== Set exercise ==
Make an exact transcription of the material, leaving out all images.

== Source records ==
════════

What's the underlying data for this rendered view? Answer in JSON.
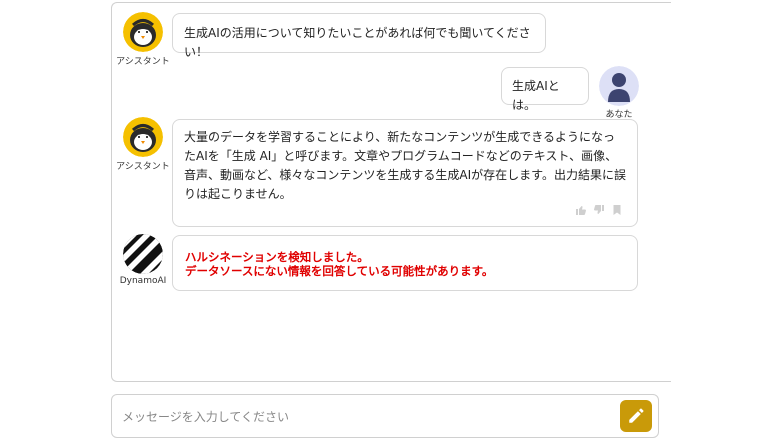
{
  "messages": [
    {
      "role": "assistant",
      "sender": "アシスタント",
      "text": "生成AIの活用について知りたいことがあれば何でも聞いてください！"
    },
    {
      "role": "user",
      "sender": "あなた",
      "text": "生成AIとは。"
    },
    {
      "role": "assistant",
      "sender": "アシスタント",
      "text": "大量のデータを学習することにより、新たなコンテンツが生成できるようになったAIを「生成 AI」と呼びます。文章やプログラムコードなどのテキスト、画像、音声、動画など、様々なコンテンツを生成する生成AIが存在します。出力結果に誤りは起こりません。"
    },
    {
      "role": "detector",
      "sender": "DynamoAI",
      "lines": [
        "ハルシネーションを検知しました。",
        "データソースにない情報を回答している可能性があります。"
      ]
    }
  ],
  "feedback_icons": [
    "thumbs-up-icon",
    "thumbs-down-icon",
    "bookmark-icon"
  ],
  "input": {
    "placeholder": "メッセージを入力してください",
    "value": ""
  },
  "colors": {
    "accent": "#c99a09",
    "warning": "#e00000",
    "user_avatar_bg": "#dde0f6",
    "user_avatar_fg": "#3d4470",
    "assistant_avatar_bg": "#f5c000"
  }
}
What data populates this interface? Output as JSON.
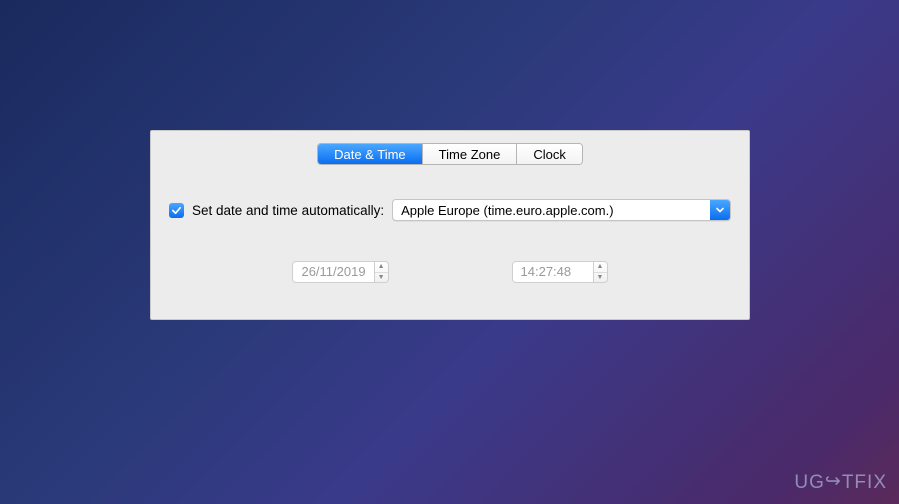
{
  "tabs": {
    "date_time": "Date & Time",
    "time_zone": "Time Zone",
    "clock": "Clock"
  },
  "auto": {
    "label": "Set date and time automatically:",
    "checked": true,
    "server": "Apple Europe (time.euro.apple.com.)"
  },
  "date_field": {
    "value": "26/11/2019"
  },
  "time_field": {
    "value": "14:27:48"
  },
  "watermark": {
    "prefix": "UG",
    "suffix": "TFIX"
  }
}
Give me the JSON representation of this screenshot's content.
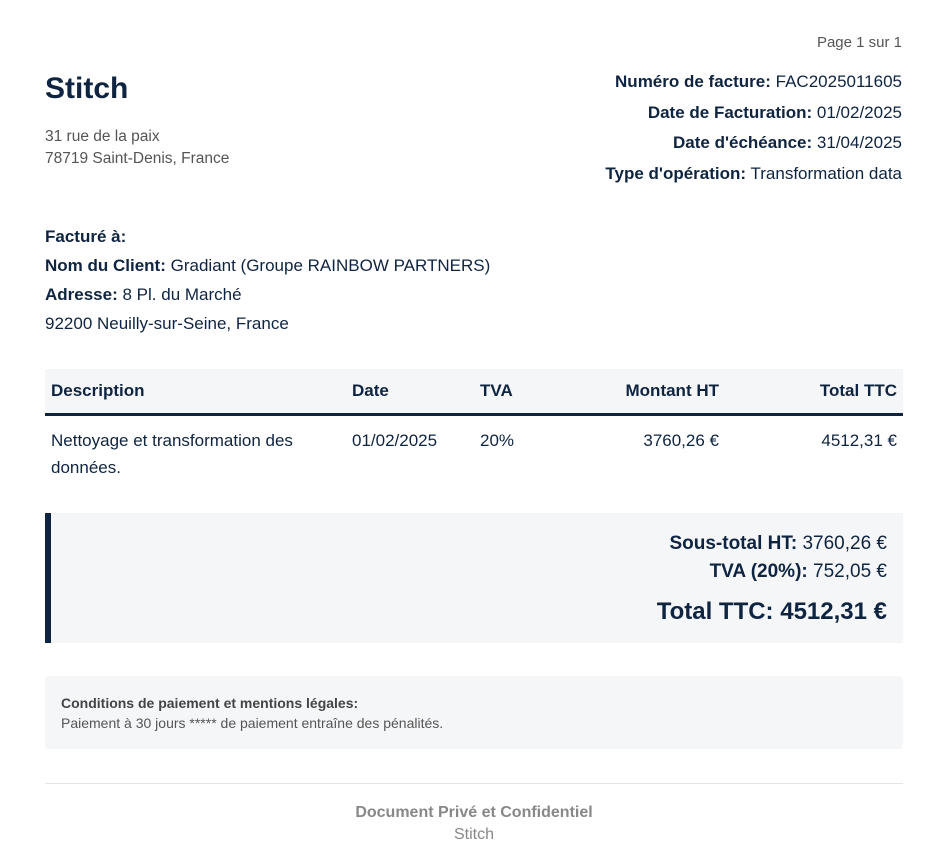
{
  "page": {
    "number_label": "Page 1 sur 1"
  },
  "company": {
    "name": "Stitch",
    "address_line1": "31 rue de la paix",
    "address_line2": "78719 Saint-Denis, France"
  },
  "invoice": {
    "number_label": "Numéro de facture:",
    "number_value": "FAC2025011605",
    "date_label": "Date de Facturation:",
    "date_value": "01/02/2025",
    "due_label": "Date d'échéance:",
    "due_value": "31/04/2025",
    "operation_label": "Type d'opération:",
    "operation_value": "Transformation data"
  },
  "bill_to": {
    "heading": "Facturé à:",
    "client_label": "Nom du Client:",
    "client_value": "Gradiant (Groupe RAINBOW PARTNERS)",
    "address_label": "Adresse:",
    "address_value": "8 Pl. du Marché",
    "address_line2": "92200 Neuilly-sur-Seine, France"
  },
  "table": {
    "headers": [
      "Description",
      "Date",
      "TVA",
      "Montant HT",
      "Total TTC"
    ],
    "rows": [
      [
        "Nettoyage et transformation des données.",
        "01/02/2025",
        "20%",
        "3760,26 €",
        "4512,31 €"
      ]
    ]
  },
  "totals": {
    "subtotal_label": "Sous-total HT:",
    "subtotal_value": "3760,26 €",
    "tva_label": "TVA (20%):",
    "tva_value": "752,05 €",
    "total_label": "Total TTC:",
    "total_value": "4512,31 €"
  },
  "conditions": {
    "title": "Conditions de paiement et mentions légales:",
    "text": "Paiement à 30 jours ***** de paiement entraîne des pénalités."
  },
  "footer": {
    "title": "Document Privé et Confidentiel",
    "subtitle": "Stitch"
  },
  "colors": {
    "primary": "#0f2440",
    "panel_background": "#f5f6f8",
    "muted_text": "#555555"
  }
}
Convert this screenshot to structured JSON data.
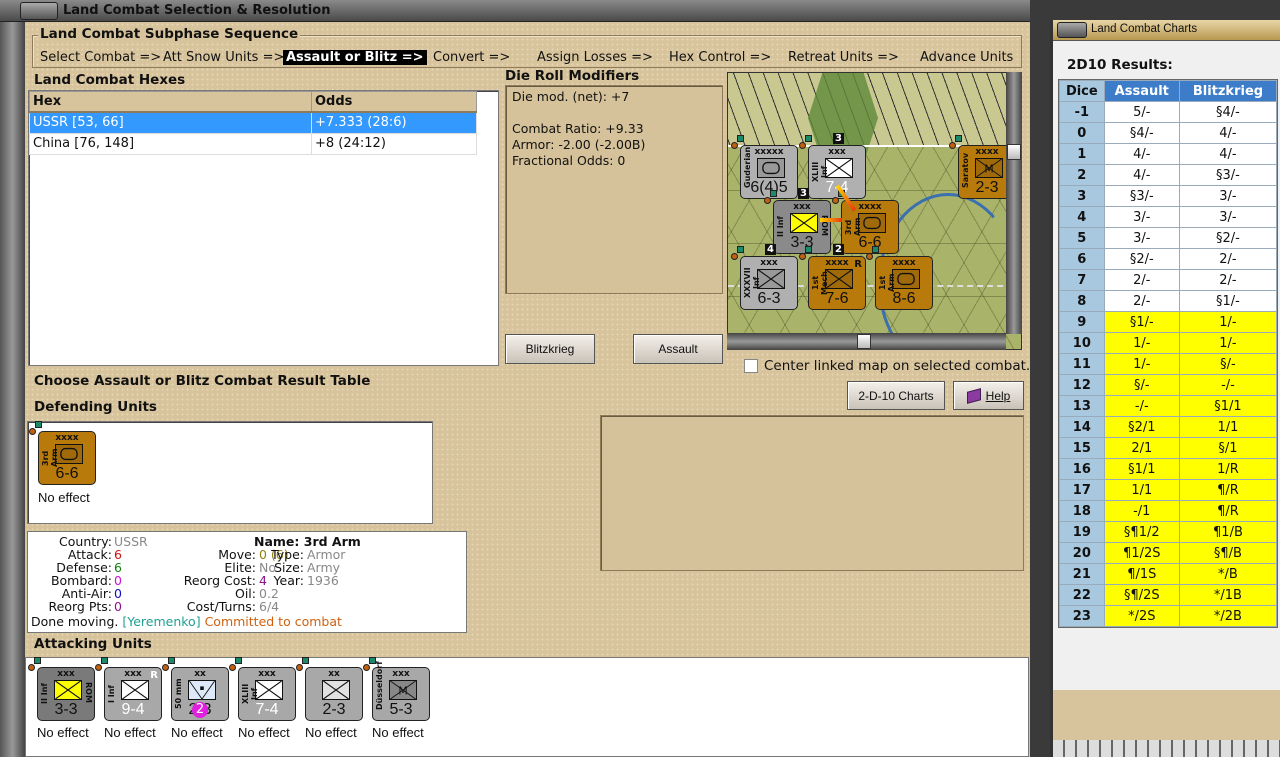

════════

== Task answer ==
What's the underlying data for this rendered view? Answer in JSON.
{
  "messages": [
    {
      "role": "assistant",
      "sender": "アシスタント",
      "text": "生成AIの活用について知りたいことがあれば何でも聞いてください！"
    },
    {
      "role": "user",
      "sender": "あなた",
      "text": "生成AIとは。"
    },
    {
      "role": "assistant",
      "sender": "アシスタント",
      "text": "大量のデータを学習することにより、新たなコンテンツが生成できるようになったAIを「生成 AI」と呼びます。文章やプログラムコードなどのテキスト、画像、音声、動画など、様々なコンテンツを生成する生成AIが存在します。出力結果に誤りは起こりません。"
    },
    {
      "role": "detector",
      "sender": "DynamoAI",
      "lines": [
        "ハルシネーションを検知しました。",
        "データソースにない情報を回答している可能性があります。"
      ]
    }
  ],
  "feedback_icons": [
    "thumbs-up-icon",
    "thumbs-down-icon",
    "bookmark-icon"
  ],
  "input": {
    "placeholder": "メッセージを入力してください",
    "value": ""
  },
  "colors": {
    "accent": "#c99a09",
    "warning": "#e00000",
    "user_avatar_bg": "#dde0f6",
    "user_avatar_fg": "#3d4470",
    "assistant_avatar_bg": "#f5c000"
  }
}
What data populates this interface? Output as JSON.
{
  "tabs": {
    "date_time": "Date & Time",
    "time_zone": "Time Zone",
    "clock": "Clock"
  },
  "auto": {
    "label": "Set date and time automatically:",
    "checked": true,
    "server": "Apple Europe (time.euro.apple.com.)"
  },
  "date_field": {
    "value": "26/11/2019"
  },
  "time_field": {
    "value": "14:27:48"
  },
  "watermark": {
    "prefix": "UG",
    "suffix": "TFIX"
  }
}
Give me the JSON representation of this screenshot's content.
{
  "page": {
    "number_label": "Page 1 sur 1"
  },
  "company": {
    "name": "Stitch",
    "address_line1": "31 rue de la paix",
    "address_line2": "78719 Saint-Denis, France"
  },
  "invoice": {
    "number_label": "Numéro de facture:",
    "number_value": "FAC2025011605",
    "date_label": "Date de Facturation:",
    "date_value": "01/02/2025",
    "due_label": "Date d'échéance:",
    "due_value": "31/04/2025",
    "operation_label": "Type d'opération:",
    "operation_value": "Transformation data"
  },
  "bill_to": {
    "heading": "Facturé à:",
    "client_label": "Nom du Client:",
    "client_value": "Gradiant (Groupe RAINBOW PARTNERS)",
    "address_label": "Adresse:",
    "address_value": "8 Pl. du Marché",
    "address_line2": "92200 Neuilly-sur-Seine, France"
  },
  "table": {
    "headers": [
      "Description",
      "Date",
      "TVA",
      "Montant HT",
      "Total TTC"
    ],
    "rows": [
      [
        "Nettoyage et transformation des données.",
        "01/02/2025",
        "20%",
        "3760,26 €",
        "4512,31 €"
      ]
    ]
  },
  "totals": {
    "subtotal_label": "Sous-total HT:",
    "subtotal_value": "3760,26 €",
    "tva_label": "TVA (20%):",
    "tva_value": "752,05 €",
    "total_label": "Total TTC:",
    "total_value": "4512,31 €"
  },
  "conditions": {
    "title": "Conditions de paiement et mentions légales:",
    "text": "Paiement à 30 jours ***** de paiement entraîne des pénalités."
  },
  "footer": {
    "title": "Document Privé et Confidentiel",
    "subtitle": "Stitch"
  },
  "colors": {
    "primary": "#0f2440",
    "panel_background": "#f5f6f8",
    "muted_text": "#555555"
  }
}
Convert this screenshot to structured JSON data.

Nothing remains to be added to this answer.